[Dataset rows about figures]
..........

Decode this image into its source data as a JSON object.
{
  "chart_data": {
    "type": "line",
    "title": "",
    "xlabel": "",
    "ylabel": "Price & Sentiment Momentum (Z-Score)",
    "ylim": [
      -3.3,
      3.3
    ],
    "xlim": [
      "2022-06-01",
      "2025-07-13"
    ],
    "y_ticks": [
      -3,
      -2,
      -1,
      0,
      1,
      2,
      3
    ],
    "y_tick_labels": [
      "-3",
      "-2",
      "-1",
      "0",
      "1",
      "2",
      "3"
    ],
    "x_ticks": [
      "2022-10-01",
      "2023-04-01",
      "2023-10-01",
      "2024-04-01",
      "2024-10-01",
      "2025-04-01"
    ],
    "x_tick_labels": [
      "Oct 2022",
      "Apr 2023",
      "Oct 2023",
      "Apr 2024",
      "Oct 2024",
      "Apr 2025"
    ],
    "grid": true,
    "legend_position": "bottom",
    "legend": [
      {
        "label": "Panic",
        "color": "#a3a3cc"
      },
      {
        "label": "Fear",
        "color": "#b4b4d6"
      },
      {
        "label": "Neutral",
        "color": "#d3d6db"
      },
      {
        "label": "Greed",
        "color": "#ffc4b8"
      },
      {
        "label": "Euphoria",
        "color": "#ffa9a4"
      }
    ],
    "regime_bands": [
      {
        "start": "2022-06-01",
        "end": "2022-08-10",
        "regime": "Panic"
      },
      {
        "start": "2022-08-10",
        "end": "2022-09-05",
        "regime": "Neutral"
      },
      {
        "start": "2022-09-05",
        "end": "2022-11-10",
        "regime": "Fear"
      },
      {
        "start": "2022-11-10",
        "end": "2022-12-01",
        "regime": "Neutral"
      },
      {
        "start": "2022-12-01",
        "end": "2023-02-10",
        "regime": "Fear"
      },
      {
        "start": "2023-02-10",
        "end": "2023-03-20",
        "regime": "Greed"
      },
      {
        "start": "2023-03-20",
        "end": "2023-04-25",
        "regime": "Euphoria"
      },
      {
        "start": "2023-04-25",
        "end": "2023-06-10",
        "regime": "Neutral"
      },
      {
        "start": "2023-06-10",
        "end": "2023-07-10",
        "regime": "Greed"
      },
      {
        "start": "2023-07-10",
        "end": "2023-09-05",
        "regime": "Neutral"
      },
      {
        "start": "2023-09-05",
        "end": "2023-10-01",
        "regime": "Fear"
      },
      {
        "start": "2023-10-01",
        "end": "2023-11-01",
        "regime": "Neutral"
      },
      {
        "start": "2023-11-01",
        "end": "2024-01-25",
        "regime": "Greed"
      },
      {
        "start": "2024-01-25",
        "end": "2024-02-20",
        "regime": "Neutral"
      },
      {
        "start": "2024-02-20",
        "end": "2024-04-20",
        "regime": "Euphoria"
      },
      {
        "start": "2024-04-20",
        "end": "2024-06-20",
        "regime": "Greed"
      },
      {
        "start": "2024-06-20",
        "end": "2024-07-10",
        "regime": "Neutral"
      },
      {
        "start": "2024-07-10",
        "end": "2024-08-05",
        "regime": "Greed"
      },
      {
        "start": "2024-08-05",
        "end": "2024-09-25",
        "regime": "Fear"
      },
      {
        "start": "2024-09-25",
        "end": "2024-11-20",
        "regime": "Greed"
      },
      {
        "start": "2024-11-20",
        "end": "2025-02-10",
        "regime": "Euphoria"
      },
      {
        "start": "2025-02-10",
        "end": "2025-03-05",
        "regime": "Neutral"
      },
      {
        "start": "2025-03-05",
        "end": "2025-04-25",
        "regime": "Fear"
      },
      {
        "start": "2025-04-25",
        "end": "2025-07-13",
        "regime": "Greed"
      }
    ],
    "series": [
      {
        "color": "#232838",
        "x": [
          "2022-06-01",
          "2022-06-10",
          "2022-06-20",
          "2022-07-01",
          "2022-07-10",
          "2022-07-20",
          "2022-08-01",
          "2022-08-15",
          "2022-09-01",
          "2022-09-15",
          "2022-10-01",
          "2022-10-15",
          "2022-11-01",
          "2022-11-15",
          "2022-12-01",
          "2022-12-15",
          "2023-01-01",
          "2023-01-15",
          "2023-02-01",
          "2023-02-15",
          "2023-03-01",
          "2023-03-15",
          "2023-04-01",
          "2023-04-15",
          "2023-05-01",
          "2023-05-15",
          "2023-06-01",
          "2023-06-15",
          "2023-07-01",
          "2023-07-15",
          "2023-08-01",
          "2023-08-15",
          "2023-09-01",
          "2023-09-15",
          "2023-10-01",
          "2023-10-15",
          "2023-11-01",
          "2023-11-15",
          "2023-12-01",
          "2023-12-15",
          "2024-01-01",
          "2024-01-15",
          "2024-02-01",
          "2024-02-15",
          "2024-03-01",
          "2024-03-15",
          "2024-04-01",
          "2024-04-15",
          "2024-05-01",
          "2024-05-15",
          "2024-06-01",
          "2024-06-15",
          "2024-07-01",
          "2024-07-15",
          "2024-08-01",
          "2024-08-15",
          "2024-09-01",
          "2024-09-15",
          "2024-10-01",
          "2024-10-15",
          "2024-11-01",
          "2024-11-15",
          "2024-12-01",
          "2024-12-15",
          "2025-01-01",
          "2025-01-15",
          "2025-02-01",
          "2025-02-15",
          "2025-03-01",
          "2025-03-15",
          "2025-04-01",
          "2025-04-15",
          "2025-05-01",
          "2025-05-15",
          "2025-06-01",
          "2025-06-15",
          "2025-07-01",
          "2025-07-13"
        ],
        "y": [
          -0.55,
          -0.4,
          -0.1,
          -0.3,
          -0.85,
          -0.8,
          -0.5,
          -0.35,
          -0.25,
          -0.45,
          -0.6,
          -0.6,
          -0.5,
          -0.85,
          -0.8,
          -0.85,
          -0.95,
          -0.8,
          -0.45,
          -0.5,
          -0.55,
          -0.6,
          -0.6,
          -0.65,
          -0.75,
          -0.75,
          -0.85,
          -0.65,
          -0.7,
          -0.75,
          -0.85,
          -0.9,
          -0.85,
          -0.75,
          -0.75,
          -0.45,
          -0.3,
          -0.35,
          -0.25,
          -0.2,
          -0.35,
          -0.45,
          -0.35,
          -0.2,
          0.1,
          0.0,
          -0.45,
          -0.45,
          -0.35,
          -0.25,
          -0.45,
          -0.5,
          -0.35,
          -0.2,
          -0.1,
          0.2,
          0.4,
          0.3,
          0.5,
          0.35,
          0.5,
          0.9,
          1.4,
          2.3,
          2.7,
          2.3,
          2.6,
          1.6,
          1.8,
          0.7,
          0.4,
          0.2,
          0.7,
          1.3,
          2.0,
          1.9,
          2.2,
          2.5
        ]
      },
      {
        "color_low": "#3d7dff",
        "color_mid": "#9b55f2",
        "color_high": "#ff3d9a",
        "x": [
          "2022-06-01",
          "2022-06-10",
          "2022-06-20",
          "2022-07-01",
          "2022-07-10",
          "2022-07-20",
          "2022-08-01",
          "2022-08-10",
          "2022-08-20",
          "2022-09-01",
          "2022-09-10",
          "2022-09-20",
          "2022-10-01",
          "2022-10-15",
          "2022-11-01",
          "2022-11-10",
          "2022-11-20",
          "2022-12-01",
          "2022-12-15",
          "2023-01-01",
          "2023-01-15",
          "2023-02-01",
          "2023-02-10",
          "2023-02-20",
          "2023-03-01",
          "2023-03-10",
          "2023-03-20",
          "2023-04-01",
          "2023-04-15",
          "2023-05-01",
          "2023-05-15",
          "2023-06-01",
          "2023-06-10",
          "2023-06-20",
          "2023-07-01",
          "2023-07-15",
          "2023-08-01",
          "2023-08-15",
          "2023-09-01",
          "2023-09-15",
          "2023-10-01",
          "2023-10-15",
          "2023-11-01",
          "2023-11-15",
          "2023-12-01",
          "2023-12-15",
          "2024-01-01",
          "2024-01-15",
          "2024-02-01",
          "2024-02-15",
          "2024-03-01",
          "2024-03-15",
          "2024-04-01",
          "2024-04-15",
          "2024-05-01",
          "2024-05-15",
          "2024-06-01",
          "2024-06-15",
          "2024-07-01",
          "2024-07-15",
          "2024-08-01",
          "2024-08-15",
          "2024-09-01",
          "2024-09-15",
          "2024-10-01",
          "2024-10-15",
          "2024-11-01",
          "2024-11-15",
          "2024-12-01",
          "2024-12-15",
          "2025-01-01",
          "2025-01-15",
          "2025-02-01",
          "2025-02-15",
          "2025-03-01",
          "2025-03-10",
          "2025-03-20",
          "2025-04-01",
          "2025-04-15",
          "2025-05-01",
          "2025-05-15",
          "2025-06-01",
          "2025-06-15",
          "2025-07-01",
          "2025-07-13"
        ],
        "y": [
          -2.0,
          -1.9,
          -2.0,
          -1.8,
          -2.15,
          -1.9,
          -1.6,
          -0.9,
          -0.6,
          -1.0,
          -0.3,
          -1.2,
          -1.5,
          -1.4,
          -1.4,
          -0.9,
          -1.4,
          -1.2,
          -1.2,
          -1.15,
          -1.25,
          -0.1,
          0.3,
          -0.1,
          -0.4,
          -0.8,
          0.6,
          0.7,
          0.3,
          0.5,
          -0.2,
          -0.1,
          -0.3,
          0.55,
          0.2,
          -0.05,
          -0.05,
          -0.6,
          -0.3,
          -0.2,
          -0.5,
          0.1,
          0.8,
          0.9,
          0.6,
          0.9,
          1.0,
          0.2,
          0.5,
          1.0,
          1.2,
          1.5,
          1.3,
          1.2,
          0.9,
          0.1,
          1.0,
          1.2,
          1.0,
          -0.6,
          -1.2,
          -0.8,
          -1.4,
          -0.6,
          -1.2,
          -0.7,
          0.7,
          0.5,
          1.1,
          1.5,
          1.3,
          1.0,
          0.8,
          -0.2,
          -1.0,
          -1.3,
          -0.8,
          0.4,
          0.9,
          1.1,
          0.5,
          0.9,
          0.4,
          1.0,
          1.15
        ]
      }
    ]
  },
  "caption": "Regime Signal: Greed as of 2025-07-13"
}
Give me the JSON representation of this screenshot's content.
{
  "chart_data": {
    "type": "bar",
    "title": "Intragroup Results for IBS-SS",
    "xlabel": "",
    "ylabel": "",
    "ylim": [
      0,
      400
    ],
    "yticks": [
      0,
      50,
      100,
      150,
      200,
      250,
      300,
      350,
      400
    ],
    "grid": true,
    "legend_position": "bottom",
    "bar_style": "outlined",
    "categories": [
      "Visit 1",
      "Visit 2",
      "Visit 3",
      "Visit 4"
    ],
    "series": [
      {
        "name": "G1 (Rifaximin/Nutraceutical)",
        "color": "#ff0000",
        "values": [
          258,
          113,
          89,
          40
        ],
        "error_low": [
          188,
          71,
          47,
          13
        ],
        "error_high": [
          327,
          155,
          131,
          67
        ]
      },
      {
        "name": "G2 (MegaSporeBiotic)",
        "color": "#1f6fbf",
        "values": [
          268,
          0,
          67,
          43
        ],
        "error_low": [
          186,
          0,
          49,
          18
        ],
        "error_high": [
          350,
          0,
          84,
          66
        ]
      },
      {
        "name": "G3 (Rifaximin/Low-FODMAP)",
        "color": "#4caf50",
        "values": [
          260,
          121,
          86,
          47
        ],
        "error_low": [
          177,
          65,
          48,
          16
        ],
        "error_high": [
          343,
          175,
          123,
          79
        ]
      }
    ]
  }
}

..........

Do this: Copy every line of the records above that contains "title".

Exercise result:
    "title": "",
    "title": "Intragroup Results for IBS-SS",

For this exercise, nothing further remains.